(Figure data in JSON)
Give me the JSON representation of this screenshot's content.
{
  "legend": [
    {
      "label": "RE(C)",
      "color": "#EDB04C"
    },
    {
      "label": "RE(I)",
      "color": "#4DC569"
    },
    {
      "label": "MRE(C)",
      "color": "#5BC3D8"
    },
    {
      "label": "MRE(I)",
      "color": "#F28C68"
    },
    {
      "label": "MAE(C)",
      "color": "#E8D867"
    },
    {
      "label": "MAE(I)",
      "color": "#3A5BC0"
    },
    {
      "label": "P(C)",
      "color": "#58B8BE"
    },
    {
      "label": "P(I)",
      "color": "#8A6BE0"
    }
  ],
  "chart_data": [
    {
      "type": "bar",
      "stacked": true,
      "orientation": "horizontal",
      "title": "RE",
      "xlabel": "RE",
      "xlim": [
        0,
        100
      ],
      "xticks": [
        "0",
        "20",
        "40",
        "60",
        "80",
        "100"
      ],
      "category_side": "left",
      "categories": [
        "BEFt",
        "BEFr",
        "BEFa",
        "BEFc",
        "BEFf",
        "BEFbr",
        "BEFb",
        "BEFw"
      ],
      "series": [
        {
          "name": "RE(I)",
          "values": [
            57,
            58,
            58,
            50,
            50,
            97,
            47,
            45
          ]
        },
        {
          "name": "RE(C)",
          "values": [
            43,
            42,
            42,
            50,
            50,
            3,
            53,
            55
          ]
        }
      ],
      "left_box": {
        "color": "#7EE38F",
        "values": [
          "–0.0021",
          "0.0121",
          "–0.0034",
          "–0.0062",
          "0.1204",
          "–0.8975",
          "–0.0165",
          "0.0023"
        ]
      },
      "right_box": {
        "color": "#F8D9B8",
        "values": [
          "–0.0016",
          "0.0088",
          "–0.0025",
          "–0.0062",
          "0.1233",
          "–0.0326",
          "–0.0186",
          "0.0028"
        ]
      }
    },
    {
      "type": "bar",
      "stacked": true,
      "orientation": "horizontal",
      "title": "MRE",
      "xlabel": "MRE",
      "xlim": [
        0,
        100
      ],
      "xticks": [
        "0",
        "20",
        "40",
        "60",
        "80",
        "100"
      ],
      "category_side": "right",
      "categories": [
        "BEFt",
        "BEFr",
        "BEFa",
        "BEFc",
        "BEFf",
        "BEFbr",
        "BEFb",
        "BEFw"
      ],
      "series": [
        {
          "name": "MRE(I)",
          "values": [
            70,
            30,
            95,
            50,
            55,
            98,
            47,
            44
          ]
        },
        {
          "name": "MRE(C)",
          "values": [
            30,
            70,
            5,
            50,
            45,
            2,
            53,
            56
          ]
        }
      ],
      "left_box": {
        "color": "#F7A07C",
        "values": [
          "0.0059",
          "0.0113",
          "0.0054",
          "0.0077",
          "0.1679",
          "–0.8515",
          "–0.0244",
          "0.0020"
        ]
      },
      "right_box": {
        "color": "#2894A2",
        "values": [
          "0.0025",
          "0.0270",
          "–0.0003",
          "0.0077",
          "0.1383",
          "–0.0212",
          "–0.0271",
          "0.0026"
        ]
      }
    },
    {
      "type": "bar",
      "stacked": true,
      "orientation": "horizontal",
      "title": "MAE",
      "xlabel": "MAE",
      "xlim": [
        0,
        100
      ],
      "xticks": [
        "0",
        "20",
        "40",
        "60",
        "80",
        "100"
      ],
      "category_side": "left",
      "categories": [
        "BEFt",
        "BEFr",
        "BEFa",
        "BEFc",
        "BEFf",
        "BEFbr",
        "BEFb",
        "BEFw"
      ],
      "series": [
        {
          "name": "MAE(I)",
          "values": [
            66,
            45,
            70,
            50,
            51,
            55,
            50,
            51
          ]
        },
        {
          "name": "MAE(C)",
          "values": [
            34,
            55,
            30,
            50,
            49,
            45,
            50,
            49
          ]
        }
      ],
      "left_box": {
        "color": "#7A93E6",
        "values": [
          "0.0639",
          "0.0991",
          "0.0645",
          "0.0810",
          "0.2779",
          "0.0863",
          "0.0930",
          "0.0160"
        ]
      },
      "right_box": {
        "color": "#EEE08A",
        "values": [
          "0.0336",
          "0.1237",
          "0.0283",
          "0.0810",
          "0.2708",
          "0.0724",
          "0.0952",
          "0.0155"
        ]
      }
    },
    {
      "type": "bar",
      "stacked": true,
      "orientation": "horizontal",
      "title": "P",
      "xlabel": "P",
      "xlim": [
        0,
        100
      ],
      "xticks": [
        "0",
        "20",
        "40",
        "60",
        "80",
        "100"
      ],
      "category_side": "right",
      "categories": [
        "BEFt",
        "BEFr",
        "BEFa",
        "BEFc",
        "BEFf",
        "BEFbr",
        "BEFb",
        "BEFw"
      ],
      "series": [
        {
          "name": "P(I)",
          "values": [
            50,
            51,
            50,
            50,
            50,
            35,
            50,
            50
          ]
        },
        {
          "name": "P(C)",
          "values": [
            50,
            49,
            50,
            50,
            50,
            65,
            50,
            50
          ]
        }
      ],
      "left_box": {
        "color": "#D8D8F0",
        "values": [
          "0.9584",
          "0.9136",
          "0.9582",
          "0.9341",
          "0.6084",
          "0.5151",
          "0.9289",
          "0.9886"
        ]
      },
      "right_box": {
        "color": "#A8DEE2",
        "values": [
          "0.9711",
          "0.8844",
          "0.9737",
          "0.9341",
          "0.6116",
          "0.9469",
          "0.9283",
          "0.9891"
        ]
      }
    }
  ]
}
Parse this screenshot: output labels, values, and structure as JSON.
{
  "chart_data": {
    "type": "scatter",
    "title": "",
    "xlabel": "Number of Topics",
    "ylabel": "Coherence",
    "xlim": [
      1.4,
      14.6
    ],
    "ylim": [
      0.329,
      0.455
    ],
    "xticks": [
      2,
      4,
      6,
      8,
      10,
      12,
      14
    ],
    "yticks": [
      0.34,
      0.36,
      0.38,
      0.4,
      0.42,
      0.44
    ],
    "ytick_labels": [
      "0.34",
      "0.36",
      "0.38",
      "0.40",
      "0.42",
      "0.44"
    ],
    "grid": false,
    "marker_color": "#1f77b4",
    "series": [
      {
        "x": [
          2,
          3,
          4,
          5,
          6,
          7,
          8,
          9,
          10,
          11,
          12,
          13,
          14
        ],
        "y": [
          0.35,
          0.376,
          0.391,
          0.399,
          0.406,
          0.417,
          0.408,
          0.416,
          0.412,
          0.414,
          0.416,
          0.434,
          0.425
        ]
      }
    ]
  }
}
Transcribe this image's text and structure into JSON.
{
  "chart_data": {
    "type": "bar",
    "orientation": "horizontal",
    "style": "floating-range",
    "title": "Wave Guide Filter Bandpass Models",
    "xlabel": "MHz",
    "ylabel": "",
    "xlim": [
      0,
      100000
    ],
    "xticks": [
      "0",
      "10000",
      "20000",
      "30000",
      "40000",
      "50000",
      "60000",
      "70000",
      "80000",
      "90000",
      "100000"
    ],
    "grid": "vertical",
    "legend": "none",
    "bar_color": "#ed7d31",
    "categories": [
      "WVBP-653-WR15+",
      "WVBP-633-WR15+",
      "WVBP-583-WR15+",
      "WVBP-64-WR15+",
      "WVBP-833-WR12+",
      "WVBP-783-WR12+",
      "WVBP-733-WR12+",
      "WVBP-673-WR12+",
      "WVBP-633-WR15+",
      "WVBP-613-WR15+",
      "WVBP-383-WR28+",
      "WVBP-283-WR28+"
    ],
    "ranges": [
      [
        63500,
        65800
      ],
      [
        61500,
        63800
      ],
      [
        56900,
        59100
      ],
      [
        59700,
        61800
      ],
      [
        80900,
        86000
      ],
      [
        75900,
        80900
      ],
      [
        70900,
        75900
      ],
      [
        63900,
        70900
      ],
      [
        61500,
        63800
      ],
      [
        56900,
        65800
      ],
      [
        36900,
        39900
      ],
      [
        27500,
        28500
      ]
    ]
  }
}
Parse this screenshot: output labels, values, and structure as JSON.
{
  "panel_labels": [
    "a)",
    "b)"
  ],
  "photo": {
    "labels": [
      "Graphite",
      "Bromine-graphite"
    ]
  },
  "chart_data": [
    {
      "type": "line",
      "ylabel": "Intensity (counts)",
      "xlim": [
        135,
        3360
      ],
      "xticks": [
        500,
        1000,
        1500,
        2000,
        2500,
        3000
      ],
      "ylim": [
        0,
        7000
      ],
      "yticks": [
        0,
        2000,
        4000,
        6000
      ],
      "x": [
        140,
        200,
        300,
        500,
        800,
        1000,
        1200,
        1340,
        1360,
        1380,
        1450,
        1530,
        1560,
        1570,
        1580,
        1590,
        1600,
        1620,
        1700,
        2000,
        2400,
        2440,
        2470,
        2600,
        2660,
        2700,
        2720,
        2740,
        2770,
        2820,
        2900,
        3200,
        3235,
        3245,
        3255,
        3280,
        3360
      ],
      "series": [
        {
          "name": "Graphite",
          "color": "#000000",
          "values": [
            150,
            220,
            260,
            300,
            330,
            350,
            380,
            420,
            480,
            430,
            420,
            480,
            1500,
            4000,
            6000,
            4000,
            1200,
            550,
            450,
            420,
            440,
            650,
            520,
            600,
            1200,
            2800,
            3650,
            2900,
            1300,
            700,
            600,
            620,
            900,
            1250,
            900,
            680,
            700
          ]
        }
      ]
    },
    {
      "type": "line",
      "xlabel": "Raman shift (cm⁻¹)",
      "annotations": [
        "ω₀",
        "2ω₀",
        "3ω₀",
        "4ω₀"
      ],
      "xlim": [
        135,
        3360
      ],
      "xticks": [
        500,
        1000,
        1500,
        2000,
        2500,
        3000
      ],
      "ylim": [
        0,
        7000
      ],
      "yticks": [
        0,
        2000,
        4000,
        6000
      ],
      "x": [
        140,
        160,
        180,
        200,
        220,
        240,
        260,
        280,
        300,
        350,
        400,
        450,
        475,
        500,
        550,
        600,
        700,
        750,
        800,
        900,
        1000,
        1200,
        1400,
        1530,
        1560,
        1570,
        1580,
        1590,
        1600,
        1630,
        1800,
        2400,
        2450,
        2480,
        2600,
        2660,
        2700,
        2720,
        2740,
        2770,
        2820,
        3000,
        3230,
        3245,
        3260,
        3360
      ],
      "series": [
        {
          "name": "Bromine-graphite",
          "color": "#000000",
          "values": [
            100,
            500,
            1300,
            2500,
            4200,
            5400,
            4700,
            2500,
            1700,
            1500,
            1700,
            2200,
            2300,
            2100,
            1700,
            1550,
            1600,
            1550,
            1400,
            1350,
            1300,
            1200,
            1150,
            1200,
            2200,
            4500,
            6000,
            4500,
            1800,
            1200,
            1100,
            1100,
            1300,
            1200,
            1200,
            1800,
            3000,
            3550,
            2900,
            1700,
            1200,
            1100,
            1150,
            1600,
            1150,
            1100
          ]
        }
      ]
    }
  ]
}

Aim →
Scan the material above. Copy each line where "WVBP" occurs.

Solution to this exercise →
      "WVBP-653-WR15+",
      "WVBP-633-WR15+",
      "WVBP-583-WR15+",
      "WVBP-64-WR15+",
      "WVBP-833-WR12+",
      "WVBP-783-WR12+",
      "WVBP-733-WR12+",
      "WVBP-673-WR12+",
      "WVBP-633-WR15+",
      "WVBP-613-WR15+",
      "WVBP-383-WR28+",
      "WVBP-283-WR28+"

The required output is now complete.